UGH! I’m trying to detox myself, because the genius that I am decided to get high as a freakin’ kite on saturday and there is a GIANT possibility that I may have to have a drug test on wednesday. THC the main chemical in marijuana is stored in fat cells, the more pot you smoke, the more there is stored. I rarely rarely RARELY ever smoke, but I’ve done is twice in the past week and I know for sure that it will show up on the tox screen. I’m headed to GNC as early as I can tomorrow morning to pick up some niacin, some kind of miracle drug that will cleanse your system, then to walmart for some of those home drug test kits to make sure it works. but honestly today I have drank enough water to send even a fish belly up. I guess thats good though, I think its really cleaned out my system a lot. Thats one thing I don’t do enough, is drink water. I always end up grabbing a diet soda..and of course beer. ahh & I’ve been peeing like crazy! Tomorrow’s plan:
Niacin at like 9am or as soon as GNC opens, stilll water like ccrazy, gym around 4 with Meg and there I plan to sit in the sauna for about 15 minutes to release more toxins and get rid of this extra pounds of water weight. I swear I feel like i’ve gained 3 pounds just by drinking so much water. I didn’t eat healthy today, but I didn’t really binge either. Mini muffins, sm. bag of bbq potato chips, and a grilled chicken hoagie with mushrooms and onions..so yeah not exactly the healthiest meal, but still under 800 cals. I’m going to continue to work out regularly and keep tanning and restricting. NO FRIED FOODS and no pop. May 5th here comes thin Sara.

**Data to examine**

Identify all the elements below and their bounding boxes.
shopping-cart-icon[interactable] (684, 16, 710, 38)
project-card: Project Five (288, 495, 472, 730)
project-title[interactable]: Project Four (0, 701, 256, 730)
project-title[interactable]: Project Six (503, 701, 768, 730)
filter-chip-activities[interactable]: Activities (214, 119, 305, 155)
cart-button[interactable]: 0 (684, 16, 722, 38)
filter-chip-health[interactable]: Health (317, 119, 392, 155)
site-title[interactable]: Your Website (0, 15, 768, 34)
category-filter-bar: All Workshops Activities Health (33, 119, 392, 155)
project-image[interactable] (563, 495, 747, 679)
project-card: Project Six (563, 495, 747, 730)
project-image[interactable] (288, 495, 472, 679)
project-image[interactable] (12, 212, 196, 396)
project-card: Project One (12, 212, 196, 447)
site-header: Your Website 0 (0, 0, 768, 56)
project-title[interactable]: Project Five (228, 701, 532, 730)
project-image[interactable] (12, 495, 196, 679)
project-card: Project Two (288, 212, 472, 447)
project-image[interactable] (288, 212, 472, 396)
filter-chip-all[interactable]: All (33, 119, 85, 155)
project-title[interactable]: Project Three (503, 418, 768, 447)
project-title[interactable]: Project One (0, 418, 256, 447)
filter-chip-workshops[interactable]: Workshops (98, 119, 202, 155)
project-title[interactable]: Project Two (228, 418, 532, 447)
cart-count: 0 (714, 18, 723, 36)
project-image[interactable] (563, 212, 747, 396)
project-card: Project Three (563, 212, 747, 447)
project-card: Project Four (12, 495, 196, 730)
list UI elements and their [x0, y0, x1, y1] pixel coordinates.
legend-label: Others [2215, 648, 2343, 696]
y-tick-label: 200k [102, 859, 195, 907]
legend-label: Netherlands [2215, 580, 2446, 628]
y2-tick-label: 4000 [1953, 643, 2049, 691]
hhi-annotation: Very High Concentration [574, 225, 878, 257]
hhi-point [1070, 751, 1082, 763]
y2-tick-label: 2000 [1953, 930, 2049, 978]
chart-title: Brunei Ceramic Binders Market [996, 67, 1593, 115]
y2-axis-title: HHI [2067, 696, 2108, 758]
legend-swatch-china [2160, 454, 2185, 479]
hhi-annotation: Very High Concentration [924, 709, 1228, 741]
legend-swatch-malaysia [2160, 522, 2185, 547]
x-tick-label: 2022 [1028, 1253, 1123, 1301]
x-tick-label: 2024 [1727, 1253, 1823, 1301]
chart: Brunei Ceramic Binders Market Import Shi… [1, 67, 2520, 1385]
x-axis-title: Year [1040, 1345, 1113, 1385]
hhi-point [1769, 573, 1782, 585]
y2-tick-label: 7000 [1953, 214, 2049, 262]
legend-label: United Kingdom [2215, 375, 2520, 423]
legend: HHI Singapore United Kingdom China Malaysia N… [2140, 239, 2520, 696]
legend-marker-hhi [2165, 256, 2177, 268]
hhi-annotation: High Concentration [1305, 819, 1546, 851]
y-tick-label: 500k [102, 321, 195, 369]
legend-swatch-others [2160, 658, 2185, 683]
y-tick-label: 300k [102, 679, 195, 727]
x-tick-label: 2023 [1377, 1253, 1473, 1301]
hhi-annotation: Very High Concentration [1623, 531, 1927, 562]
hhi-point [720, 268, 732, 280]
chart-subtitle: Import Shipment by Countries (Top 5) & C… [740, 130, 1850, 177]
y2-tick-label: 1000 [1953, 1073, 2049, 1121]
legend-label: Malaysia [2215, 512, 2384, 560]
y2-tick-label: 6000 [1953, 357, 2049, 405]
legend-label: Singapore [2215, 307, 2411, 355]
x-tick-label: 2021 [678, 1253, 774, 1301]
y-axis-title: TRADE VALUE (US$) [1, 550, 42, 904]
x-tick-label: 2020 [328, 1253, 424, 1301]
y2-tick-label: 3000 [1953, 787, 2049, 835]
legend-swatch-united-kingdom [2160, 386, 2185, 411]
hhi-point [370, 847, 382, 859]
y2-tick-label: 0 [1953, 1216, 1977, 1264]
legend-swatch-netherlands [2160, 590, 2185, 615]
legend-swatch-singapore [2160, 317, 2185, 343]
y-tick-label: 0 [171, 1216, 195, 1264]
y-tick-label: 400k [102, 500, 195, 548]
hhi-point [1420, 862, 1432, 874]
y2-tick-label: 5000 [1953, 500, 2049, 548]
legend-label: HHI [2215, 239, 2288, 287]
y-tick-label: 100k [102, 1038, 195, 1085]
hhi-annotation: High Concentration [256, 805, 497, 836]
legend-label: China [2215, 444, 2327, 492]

**What you need to do**
In the provided text, how long does the writer plan to sit in the sauna at the gym?

**Your solution**
About 15 minutes.